Stored rows
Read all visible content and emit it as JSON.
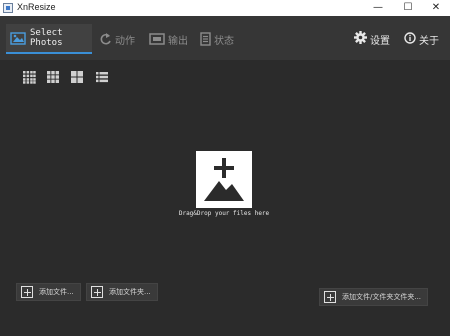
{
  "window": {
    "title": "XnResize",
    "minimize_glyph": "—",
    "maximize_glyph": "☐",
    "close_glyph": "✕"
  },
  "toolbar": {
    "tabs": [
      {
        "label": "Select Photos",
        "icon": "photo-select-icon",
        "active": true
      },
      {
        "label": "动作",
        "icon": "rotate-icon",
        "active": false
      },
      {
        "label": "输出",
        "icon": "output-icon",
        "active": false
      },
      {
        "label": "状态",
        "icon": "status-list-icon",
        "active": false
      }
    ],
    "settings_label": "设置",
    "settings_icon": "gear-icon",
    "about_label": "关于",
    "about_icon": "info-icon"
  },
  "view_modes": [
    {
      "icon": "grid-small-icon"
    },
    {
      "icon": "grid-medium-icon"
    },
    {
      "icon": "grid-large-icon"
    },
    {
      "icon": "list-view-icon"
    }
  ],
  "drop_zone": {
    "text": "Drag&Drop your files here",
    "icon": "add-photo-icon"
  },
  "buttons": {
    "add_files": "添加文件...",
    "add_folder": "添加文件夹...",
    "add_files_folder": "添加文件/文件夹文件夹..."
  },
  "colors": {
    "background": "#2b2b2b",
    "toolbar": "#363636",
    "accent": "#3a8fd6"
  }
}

Directions for this task
Print out the lines exactly, skipping any picture.

Problem solution
Read all visible content and emit it as JSON.
{
  "window": {
    "title": "XnResize",
    "minimize_glyph": "—",
    "maximize_glyph": "☐",
    "close_glyph": "✕"
  },
  "toolbar": {
    "tabs": [
      {
        "label": "Select Photos",
        "icon": "photo-select-icon",
        "active": true
      },
      {
        "label": "动作",
        "icon": "rotate-icon",
        "active": false
      },
      {
        "label": "输出",
        "icon": "output-icon",
        "active": false
      },
      {
        "label": "状态",
        "icon": "status-list-icon",
        "active": false
      }
    ],
    "settings_label": "设置",
    "settings_icon": "gear-icon",
    "about_label": "关于",
    "about_icon": "info-icon"
  },
  "view_modes": [
    {
      "icon": "grid-small-icon"
    },
    {
      "icon": "grid-medium-icon"
    },
    {
      "icon": "grid-large-icon"
    },
    {
      "icon": "list-view-icon"
    }
  ],
  "drop_zone": {
    "text": "Drag&Drop your files here",
    "icon": "add-photo-icon"
  },
  "buttons": {
    "add_files": "添加文件...",
    "add_folder": "添加文件夹...",
    "add_files_folder": "添加文件/文件夹文件夹..."
  },
  "colors": {
    "background": "#2b2b2b",
    "toolbar": "#363636",
    "accent": "#3a8fd6"
  }
}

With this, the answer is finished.